- **Exercise details**: Go through the data below and copy it exactly, skipping every picture.

- **Entries supplied**:
....

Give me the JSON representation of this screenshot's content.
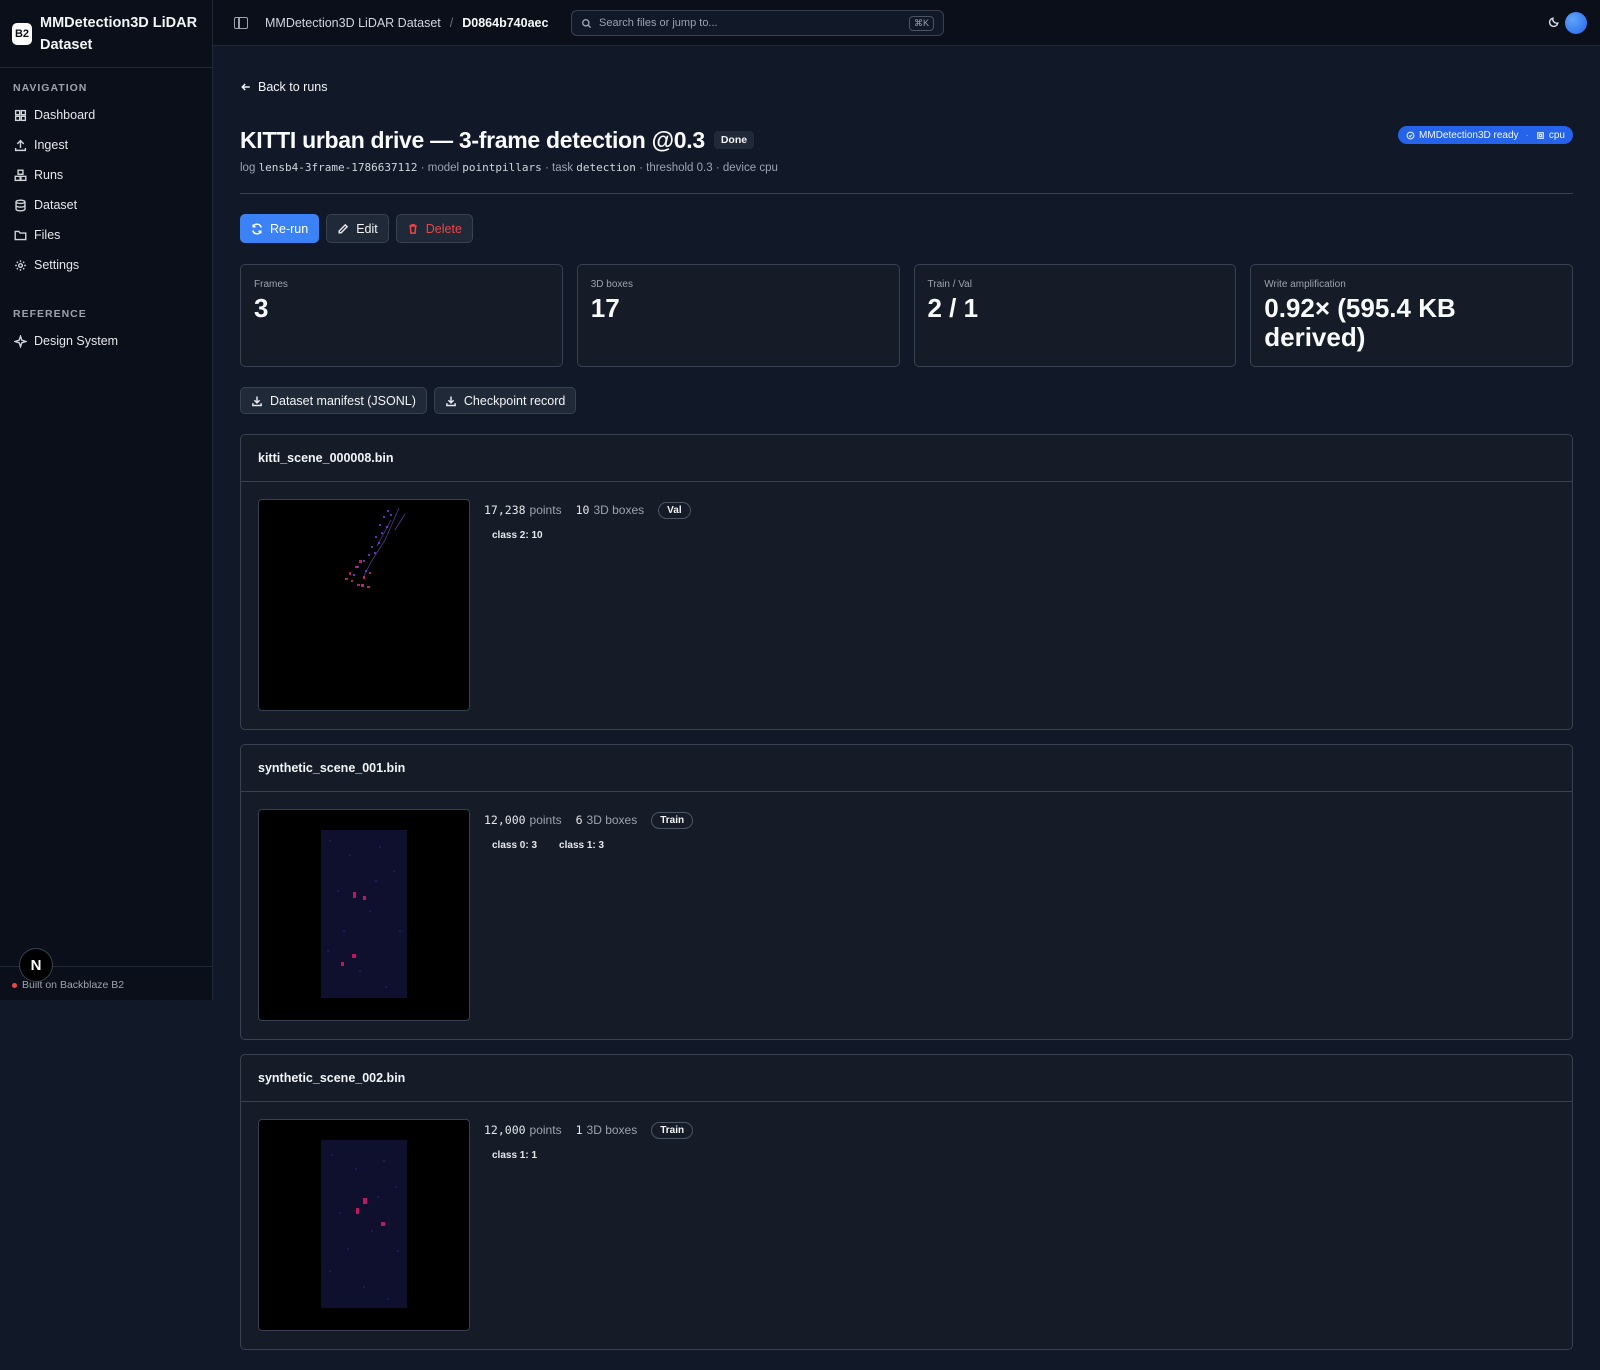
{
  "app": {
    "logo": "B2",
    "name": "MMDetection3D LiDAR Dataset"
  },
  "sidebar": {
    "nav_heading": "NAVIGATION",
    "nav_items": [
      {
        "label": "Dashboard",
        "icon": "grid-icon"
      },
      {
        "label": "Ingest",
        "icon": "upload-icon"
      },
      {
        "label": "Runs",
        "icon": "boxes-icon"
      },
      {
        "label": "Dataset",
        "icon": "database-icon"
      },
      {
        "label": "Files",
        "icon": "folder-icon"
      },
      {
        "label": "Settings",
        "icon": "gear-icon"
      }
    ],
    "ref_heading": "REFERENCE",
    "ref_items": [
      {
        "label": "Design System",
        "icon": "sparkle-icon"
      }
    ],
    "footer": "Built on Backblaze B2",
    "badge": "N"
  },
  "topbar": {
    "crumbs": [
      "MMDetection3D LiDAR Dataset",
      "D0864b740aec"
    ],
    "separator": "/",
    "search_placeholder": "Search files or jump to...",
    "search_shortcut": "⌘K"
  },
  "page": {
    "back_label": "Back to runs",
    "title": "KITTI urban drive — 3-frame detection @0.3",
    "status": "Done",
    "ready_label": "MMDetection3D ready",
    "device_label": "cpu",
    "meta": {
      "log_label": "log",
      "log_value": "lensb4-3frame-1786637112",
      "model_label": "model",
      "model_value": "pointpillars",
      "task_label": "task",
      "task_value": "detection",
      "threshold_label": "threshold",
      "threshold_value": "0.3",
      "device_label": "device",
      "device_value": "cpu"
    },
    "actions": {
      "rerun": "Re-run",
      "edit": "Edit",
      "delete": "Delete"
    },
    "stats": [
      {
        "label": "Frames",
        "value": "3"
      },
      {
        "label": "3D boxes",
        "value": "17"
      },
      {
        "label": "Train / Val",
        "value": "2 / 1"
      },
      {
        "label": "Write amplification",
        "value": "0.92× (595.4 KB derived)"
      }
    ],
    "downloads": {
      "manifest": "Dataset manifest (JSONL)",
      "checkpoint": "Checkpoint record"
    }
  },
  "scenes": [
    {
      "file": "kitti_scene_000008.bin",
      "points": "17,238",
      "points_label": "points",
      "boxes": "10",
      "boxes_label": "3D boxes",
      "split": "Val",
      "classes": [
        "class 2: 10"
      ]
    },
    {
      "file": "synthetic_scene_001.bin",
      "points": "12,000",
      "points_label": "points",
      "boxes": "6",
      "boxes_label": "3D boxes",
      "split": "Train",
      "classes": [
        "class 0: 3",
        "class 1: 3"
      ]
    },
    {
      "file": "synthetic_scene_002.bin",
      "points": "12,000",
      "points_label": "points",
      "boxes": "1",
      "boxes_label": "3D boxes",
      "split": "Train",
      "classes": [
        "class 1: 1"
      ]
    }
  ]
}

....

- **Complete output**:
Give me the JSON representation of this screenshot's content.
{
  "app": {
    "logo": "B2",
    "name": "MMDetection3D LiDAR Dataset"
  },
  "sidebar": {
    "nav_heading": "NAVIGATION",
    "nav_items": [
      {
        "label": "Dashboard",
        "icon": "grid-icon"
      },
      {
        "label": "Ingest",
        "icon": "upload-icon"
      },
      {
        "label": "Runs",
        "icon": "boxes-icon"
      },
      {
        "label": "Dataset",
        "icon": "database-icon"
      },
      {
        "label": "Files",
        "icon": "folder-icon"
      },
      {
        "label": "Settings",
        "icon": "gear-icon"
      }
    ],
    "ref_heading": "REFERENCE",
    "ref_items": [
      {
        "label": "Design System",
        "icon": "sparkle-icon"
      }
    ],
    "footer": "Built on Backblaze B2",
    "badge": "N"
  },
  "topbar": {
    "crumbs": [
      "MMDetection3D LiDAR Dataset",
      "D0864b740aec"
    ],
    "separator": "/",
    "search_placeholder": "Search files or jump to...",
    "search_shortcut": "⌘K"
  },
  "page": {
    "back_label": "Back to runs",
    "title": "KITTI urban drive — 3-frame detection @0.3",
    "status": "Done",
    "ready_label": "MMDetection3D ready",
    "device_label": "cpu",
    "meta": {
      "log_label": "log",
      "log_value": "lensb4-3frame-1786637112",
      "model_label": "model",
      "model_value": "pointpillars",
      "task_label": "task",
      "task_value": "detection",
      "threshold_label": "threshold",
      "threshold_value": "0.3",
      "device_label": "device",
      "device_value": "cpu"
    },
    "actions": {
      "rerun": "Re-run",
      "edit": "Edit",
      "delete": "Delete"
    },
    "stats": [
      {
        "label": "Frames",
        "value": "3"
      },
      {
        "label": "3D boxes",
        "value": "17"
      },
      {
        "label": "Train / Val",
        "value": "2 / 1"
      },
      {
        "label": "Write amplification",
        "value": "0.92× (595.4 KB derived)"
      }
    ],
    "downloads": {
      "manifest": "Dataset manifest (JSONL)",
      "checkpoint": "Checkpoint record"
    }
  },
  "scenes": [
    {
      "file": "kitti_scene_000008.bin",
      "points": "17,238",
      "points_label": "points",
      "boxes": "10",
      "boxes_label": "3D boxes",
      "split": "Val",
      "classes": [
        "class 2: 10"
      ]
    },
    {
      "file": "synthetic_scene_001.bin",
      "points": "12,000",
      "points_label": "points",
      "boxes": "6",
      "boxes_label": "3D boxes",
      "split": "Train",
      "classes": [
        "class 0: 3",
        "class 1: 3"
      ]
    },
    {
      "file": "synthetic_scene_002.bin",
      "points": "12,000",
      "points_label": "points",
      "boxes": "1",
      "boxes_label": "3D boxes",
      "split": "Train",
      "classes": [
        "class 1: 1"
      ]
    }
  ]
}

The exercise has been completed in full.